___ LISTING ___
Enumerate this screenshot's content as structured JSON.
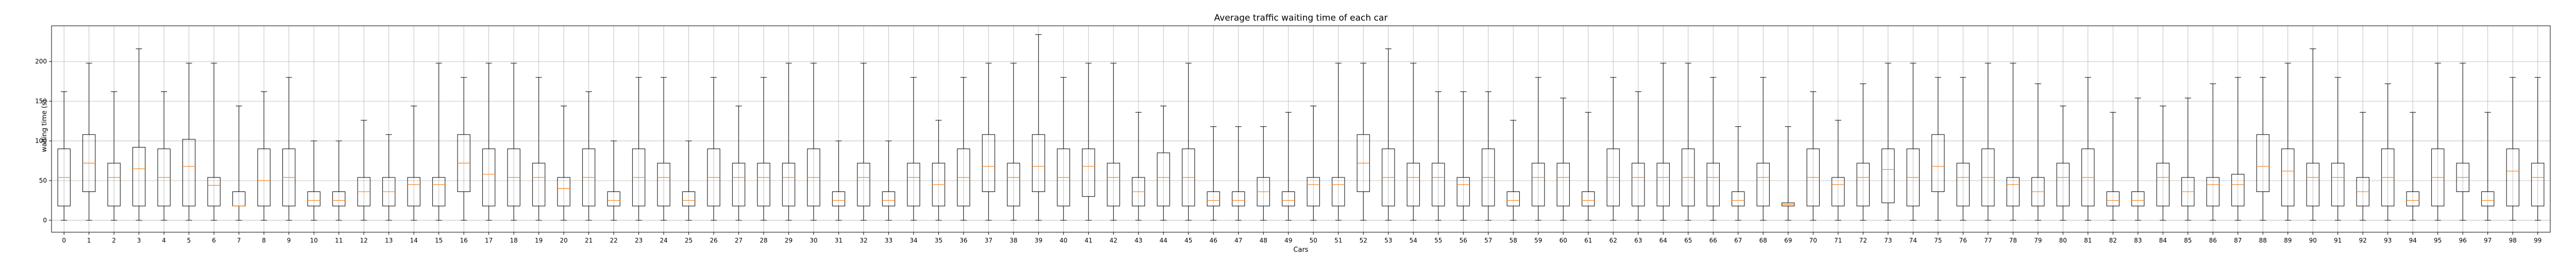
{
  "chart_data": {
    "type": "boxplot",
    "title": "Average traffic waiting time of each car",
    "xlabel": "Cars",
    "ylabel": "waiting time (s)",
    "ylim": [
      -15,
      245
    ],
    "yticks": [
      0,
      50,
      100,
      150,
      200
    ],
    "grid": true,
    "legend": "none",
    "colors": {
      "box": "#000000",
      "median": "#ff7f0e",
      "grid": "#b0b0b0"
    },
    "categories": [
      "0",
      "1",
      "2",
      "3",
      "4",
      "5",
      "6",
      "7",
      "8",
      "9",
      "10",
      "11",
      "12",
      "13",
      "14",
      "15",
      "16",
      "17",
      "18",
      "19",
      "20",
      "21",
      "22",
      "23",
      "24",
      "25",
      "26",
      "27",
      "28",
      "29",
      "30",
      "31",
      "32",
      "33",
      "34",
      "35",
      "36",
      "37",
      "38",
      "39",
      "40",
      "41",
      "42",
      "43",
      "44",
      "45",
      "46",
      "47",
      "48",
      "49",
      "50",
      "51",
      "52",
      "53",
      "54",
      "55",
      "56",
      "57",
      "58",
      "59",
      "60",
      "61",
      "62",
      "63",
      "64",
      "65",
      "66",
      "67",
      "68",
      "69",
      "70",
      "71",
      "72",
      "73",
      "74",
      "75",
      "76",
      "77",
      "78",
      "79",
      "80",
      "81",
      "82",
      "83",
      "84",
      "85",
      "86",
      "87",
      "88",
      "89",
      "90",
      "91",
      "92",
      "93",
      "94",
      "95",
      "96",
      "97",
      "98",
      "99"
    ],
    "boxes": [
      {
        "whislo": 0,
        "q1": 18,
        "med": 54,
        "q3": 90,
        "whishi": 162
      },
      {
        "whislo": 0,
        "q1": 36,
        "med": 72,
        "q3": 108,
        "whishi": 198
      },
      {
        "whislo": 0,
        "q1": 18,
        "med": 54,
        "q3": 72,
        "whishi": 162
      },
      {
        "whislo": 0,
        "q1": 18,
        "med": 65,
        "q3": 92,
        "whishi": 216
      },
      {
        "whislo": 0,
        "q1": 18,
        "med": 54,
        "q3": 90,
        "whishi": 162
      },
      {
        "whislo": 0,
        "q1": 18,
        "med": 68,
        "q3": 102,
        "whishi": 198
      },
      {
        "whislo": 0,
        "q1": 18,
        "med": 44,
        "q3": 54,
        "whishi": 198
      },
      {
        "whislo": 0,
        "q1": 18,
        "med": 18,
        "q3": 36,
        "whishi": 144
      },
      {
        "whislo": 0,
        "q1": 18,
        "med": 50,
        "q3": 90,
        "whishi": 162
      },
      {
        "whislo": 0,
        "q1": 18,
        "med": 54,
        "q3": 90,
        "whishi": 180
      },
      {
        "whislo": 0,
        "q1": 18,
        "med": 25,
        "q3": 36,
        "whishi": 100
      },
      {
        "whislo": 0,
        "q1": 18,
        "med": 25,
        "q3": 36,
        "whishi": 100
      },
      {
        "whislo": 0,
        "q1": 18,
        "med": 36,
        "q3": 54,
        "whishi": 126
      },
      {
        "whislo": 0,
        "q1": 18,
        "med": 36,
        "q3": 54,
        "whishi": 108
      },
      {
        "whislo": 0,
        "q1": 18,
        "med": 45,
        "q3": 54,
        "whishi": 144
      },
      {
        "whislo": 0,
        "q1": 18,
        "med": 45,
        "q3": 54,
        "whishi": 198
      },
      {
        "whislo": 0,
        "q1": 36,
        "med": 72,
        "q3": 108,
        "whishi": 180
      },
      {
        "whislo": 0,
        "q1": 18,
        "med": 58,
        "q3": 90,
        "whishi": 198
      },
      {
        "whislo": 0,
        "q1": 18,
        "med": 54,
        "q3": 90,
        "whishi": 198
      },
      {
        "whislo": 0,
        "q1": 18,
        "med": 54,
        "q3": 72,
        "whishi": 180
      },
      {
        "whislo": 0,
        "q1": 18,
        "med": 40,
        "q3": 54,
        "whishi": 144
      },
      {
        "whislo": 0,
        "q1": 18,
        "med": 54,
        "q3": 90,
        "whishi": 162
      },
      {
        "whislo": 0,
        "q1": 18,
        "med": 25,
        "q3": 36,
        "whishi": 100
      },
      {
        "whislo": 0,
        "q1": 18,
        "med": 54,
        "q3": 90,
        "whishi": 180
      },
      {
        "whislo": 0,
        "q1": 18,
        "med": 54,
        "q3": 72,
        "whishi": 180
      },
      {
        "whislo": 0,
        "q1": 18,
        "med": 25,
        "q3": 36,
        "whishi": 100
      },
      {
        "whislo": 0,
        "q1": 18,
        "med": 54,
        "q3": 90,
        "whishi": 180
      },
      {
        "whislo": 0,
        "q1": 18,
        "med": 54,
        "q3": 72,
        "whishi": 144
      },
      {
        "whislo": 0,
        "q1": 18,
        "med": 54,
        "q3": 72,
        "whishi": 180
      },
      {
        "whislo": 0,
        "q1": 18,
        "med": 54,
        "q3": 72,
        "whishi": 198
      },
      {
        "whislo": 0,
        "q1": 18,
        "med": 54,
        "q3": 90,
        "whishi": 198
      },
      {
        "whislo": 0,
        "q1": 18,
        "med": 25,
        "q3": 36,
        "whishi": 100
      },
      {
        "whislo": 0,
        "q1": 18,
        "med": 54,
        "q3": 72,
        "whishi": 198
      },
      {
        "whislo": 0,
        "q1": 18,
        "med": 25,
        "q3": 36,
        "whishi": 100
      },
      {
        "whislo": 0,
        "q1": 18,
        "med": 54,
        "q3": 72,
        "whishi": 180
      },
      {
        "whislo": 0,
        "q1": 18,
        "med": 45,
        "q3": 72,
        "whishi": 126
      },
      {
        "whislo": 0,
        "q1": 18,
        "med": 54,
        "q3": 90,
        "whishi": 180
      },
      {
        "whislo": 0,
        "q1": 36,
        "med": 68,
        "q3": 108,
        "whishi": 198
      },
      {
        "whislo": 0,
        "q1": 18,
        "med": 54,
        "q3": 72,
        "whishi": 198
      },
      {
        "whislo": 0,
        "q1": 36,
        "med": 68,
        "q3": 108,
        "whishi": 234
      },
      {
        "whislo": 0,
        "q1": 18,
        "med": 54,
        "q3": 90,
        "whishi": 180
      },
      {
        "whislo": 0,
        "q1": 30,
        "med": 68,
        "q3": 90,
        "whishi": 198
      },
      {
        "whislo": 0,
        "q1": 18,
        "med": 54,
        "q3": 72,
        "whishi": 198
      },
      {
        "whislo": 0,
        "q1": 18,
        "med": 36,
        "q3": 54,
        "whishi": 136
      },
      {
        "whislo": 0,
        "q1": 18,
        "med": 54,
        "q3": 85,
        "whishi": 144
      },
      {
        "whislo": 0,
        "q1": 18,
        "med": 54,
        "q3": 90,
        "whishi": 198
      },
      {
        "whislo": 0,
        "q1": 18,
        "med": 25,
        "q3": 36,
        "whishi": 118
      },
      {
        "whislo": 0,
        "q1": 18,
        "med": 25,
        "q3": 36,
        "whishi": 118
      },
      {
        "whislo": 0,
        "q1": 18,
        "med": 36,
        "q3": 54,
        "whishi": 118
      },
      {
        "whislo": 0,
        "q1": 18,
        "med": 25,
        "q3": 36,
        "whishi": 136
      },
      {
        "whislo": 0,
        "q1": 18,
        "med": 45,
        "q3": 54,
        "whishi": 144
      },
      {
        "whislo": 0,
        "q1": 18,
        "med": 45,
        "q3": 54,
        "whishi": 198
      },
      {
        "whislo": 0,
        "q1": 36,
        "med": 72,
        "q3": 108,
        "whishi": 198
      },
      {
        "whislo": 0,
        "q1": 18,
        "med": 54,
        "q3": 90,
        "whishi": 216
      },
      {
        "whislo": 0,
        "q1": 18,
        "med": 54,
        "q3": 72,
        "whishi": 198
      },
      {
        "whislo": 0,
        "q1": 18,
        "med": 54,
        "q3": 72,
        "whishi": 162
      },
      {
        "whislo": 0,
        "q1": 18,
        "med": 45,
        "q3": 54,
        "whishi": 162
      },
      {
        "whislo": 0,
        "q1": 18,
        "med": 54,
        "q3": 90,
        "whishi": 162
      },
      {
        "whislo": 0,
        "q1": 18,
        "med": 25,
        "q3": 36,
        "whishi": 126
      },
      {
        "whislo": 0,
        "q1": 18,
        "med": 54,
        "q3": 72,
        "whishi": 180
      },
      {
        "whislo": 0,
        "q1": 18,
        "med": 54,
        "q3": 72,
        "whishi": 154
      },
      {
        "whislo": 0,
        "q1": 18,
        "med": 25,
        "q3": 36,
        "whishi": 136
      },
      {
        "whislo": 0,
        "q1": 18,
        "med": 54,
        "q3": 90,
        "whishi": 180
      },
      {
        "whislo": 0,
        "q1": 18,
        "med": 54,
        "q3": 72,
        "whishi": 162
      },
      {
        "whislo": 0,
        "q1": 18,
        "med": 54,
        "q3": 72,
        "whishi": 198
      },
      {
        "whislo": 0,
        "q1": 18,
        "med": 54,
        "q3": 90,
        "whishi": 198
      },
      {
        "whislo": 0,
        "q1": 18,
        "med": 54,
        "q3": 72,
        "whishi": 180
      },
      {
        "whislo": 0,
        "q1": 18,
        "med": 25,
        "q3": 36,
        "whishi": 118
      },
      {
        "whislo": 0,
        "q1": 18,
        "med": 54,
        "q3": 72,
        "whishi": 180
      },
      {
        "whislo": 0,
        "q1": 18,
        "med": 20,
        "q3": 22,
        "whishi": 118
      },
      {
        "whislo": 0,
        "q1": 18,
        "med": 54,
        "q3": 90,
        "whishi": 162
      },
      {
        "whislo": 0,
        "q1": 18,
        "med": 45,
        "q3": 54,
        "whishi": 126
      },
      {
        "whislo": 0,
        "q1": 18,
        "med": 54,
        "q3": 72,
        "whishi": 172
      },
      {
        "whislo": 0,
        "q1": 22,
        "med": 64,
        "q3": 90,
        "whishi": 198
      },
      {
        "whislo": 0,
        "q1": 18,
        "med": 54,
        "q3": 90,
        "whishi": 198
      },
      {
        "whislo": 0,
        "q1": 36,
        "med": 68,
        "q3": 108,
        "whishi": 180
      },
      {
        "whislo": 0,
        "q1": 18,
        "med": 54,
        "q3": 72,
        "whishi": 180
      },
      {
        "whislo": 0,
        "q1": 18,
        "med": 54,
        "q3": 90,
        "whishi": 198
      },
      {
        "whislo": 0,
        "q1": 18,
        "med": 45,
        "q3": 54,
        "whishi": 198
      },
      {
        "whislo": 0,
        "q1": 18,
        "med": 36,
        "q3": 54,
        "whishi": 172
      },
      {
        "whislo": 0,
        "q1": 18,
        "med": 54,
        "q3": 72,
        "whishi": 144
      },
      {
        "whislo": 0,
        "q1": 18,
        "med": 54,
        "q3": 90,
        "whishi": 180
      },
      {
        "whislo": 0,
        "q1": 18,
        "med": 25,
        "q3": 36,
        "whishi": 136
      },
      {
        "whislo": 0,
        "q1": 18,
        "med": 25,
        "q3": 36,
        "whishi": 154
      },
      {
        "whislo": 0,
        "q1": 18,
        "med": 54,
        "q3": 72,
        "whishi": 144
      },
      {
        "whislo": 0,
        "q1": 18,
        "med": 36,
        "q3": 54,
        "whishi": 154
      },
      {
        "whislo": 0,
        "q1": 18,
        "med": 45,
        "q3": 54,
        "whishi": 172
      },
      {
        "whislo": 0,
        "q1": 18,
        "med": 45,
        "q3": 58,
        "whishi": 180
      },
      {
        "whislo": 0,
        "q1": 36,
        "med": 68,
        "q3": 108,
        "whishi": 180
      },
      {
        "whislo": 0,
        "q1": 18,
        "med": 62,
        "q3": 90,
        "whishi": 198
      },
      {
        "whislo": 0,
        "q1": 18,
        "med": 54,
        "q3": 72,
        "whishi": 216
      },
      {
        "whislo": 0,
        "q1": 18,
        "med": 54,
        "q3": 72,
        "whishi": 180
      },
      {
        "whislo": 0,
        "q1": 18,
        "med": 36,
        "q3": 54,
        "whishi": 136
      },
      {
        "whislo": 0,
        "q1": 18,
        "med": 54,
        "q3": 90,
        "whishi": 172
      },
      {
        "whislo": 0,
        "q1": 18,
        "med": 25,
        "q3": 36,
        "whishi": 136
      },
      {
        "whislo": 0,
        "q1": 18,
        "med": 54,
        "q3": 90,
        "whishi": 198
      },
      {
        "whislo": 0,
        "q1": 36,
        "med": 54,
        "q3": 72,
        "whishi": 198
      },
      {
        "whislo": 0,
        "q1": 18,
        "med": 25,
        "q3": 36,
        "whishi": 136
      },
      {
        "whislo": 0,
        "q1": 18,
        "med": 62,
        "q3": 90,
        "whishi": 180
      },
      {
        "whislo": 0,
        "q1": 18,
        "med": 54,
        "q3": 72,
        "whishi": 180
      }
    ]
  }
}
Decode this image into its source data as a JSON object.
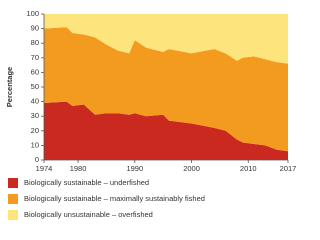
{
  "chart_data": {
    "type": "stacked-area",
    "y_label": "Percentage",
    "x": [
      1974,
      1978,
      1979,
      1981,
      1983,
      1985,
      1987,
      1989,
      1990,
      1992,
      1995,
      1996,
      2000,
      2004,
      2006,
      2008,
      2009,
      2011,
      2013,
      2015,
      2017
    ],
    "series": [
      {
        "name": "Biologically sustainable – underfished",
        "color": "#c9291e",
        "values": [
          39,
          40,
          37,
          38,
          31,
          32,
          32,
          31,
          32,
          30,
          31,
          27,
          25,
          22,
          20,
          14,
          12,
          11,
          10,
          7,
          6
        ]
      },
      {
        "name": "Biologically sustainable – maximally sustainably fished",
        "color": "#f39b1f",
        "values": [
          51,
          51,
          50,
          48,
          53,
          47,
          43,
          42,
          50,
          47,
          43,
          49,
          48,
          54,
          53,
          54,
          58,
          60,
          59,
          60,
          60
        ]
      },
      {
        "name": "Biologically unsustainable – overfished",
        "color": "#fde47c",
        "values": [
          10,
          9,
          13,
          14,
          16,
          21,
          25,
          27,
          18,
          23,
          26,
          24,
          27,
          24,
          27,
          32,
          30,
          29,
          31,
          33,
          34
        ]
      }
    ],
    "xlim": [
      1974,
      2017
    ],
    "ylim": [
      0,
      100
    ],
    "xticks": [
      1974,
      1980,
      1990,
      2000,
      2010,
      2017
    ],
    "yticks": [
      0,
      10,
      20,
      30,
      40,
      50,
      60,
      70,
      80,
      90,
      100
    ]
  }
}
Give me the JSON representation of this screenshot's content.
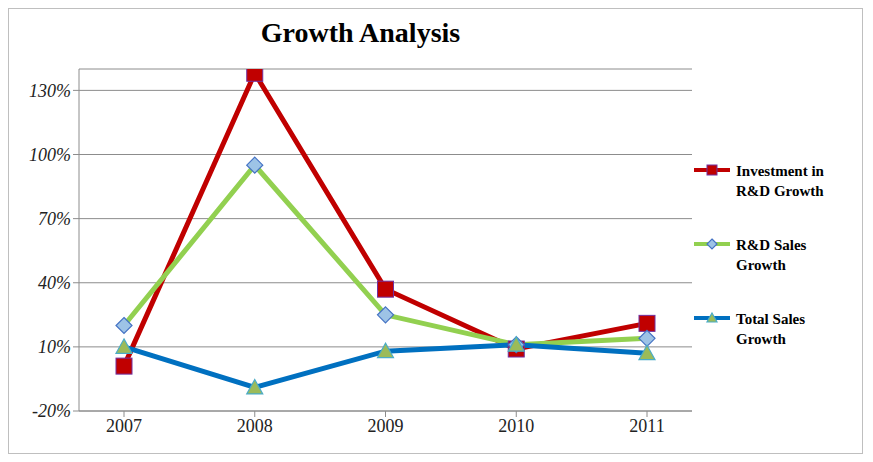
{
  "chart_data": {
    "type": "line",
    "title": "Growth Analysis",
    "categories": [
      "2007",
      "2008",
      "2009",
      "2010",
      "2011"
    ],
    "series": [
      {
        "name": "Investment in R&D Growth",
        "color": "#c00000",
        "marker": "square",
        "values": [
          1,
          138,
          37,
          9,
          21
        ]
      },
      {
        "name": "R&D Sales Growth",
        "color": "#92d050",
        "marker": "diamond",
        "values": [
          20,
          95,
          25,
          11,
          14
        ]
      },
      {
        "name": "Total Sales Growth",
        "color": "#0070c0",
        "marker": "triangle",
        "values": [
          10,
          -9,
          8,
          11,
          7
        ]
      }
    ],
    "ylim": [
      -20,
      140
    ],
    "yticks": [
      {
        "value": -20,
        "label": "-20%"
      },
      {
        "value": 10,
        "label": "10%"
      },
      {
        "value": 40,
        "label": "40%"
      },
      {
        "value": 70,
        "label": "70%"
      },
      {
        "value": 100,
        "label": "100%"
      },
      {
        "value": 130,
        "label": "130%"
      }
    ],
    "grid": true,
    "legend": "right"
  }
}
___
Identify the lines of the data that contain the word "Sales". Copy each of them.

        "name": "R&D Sales Growth",
        "name": "Total Sales Growth",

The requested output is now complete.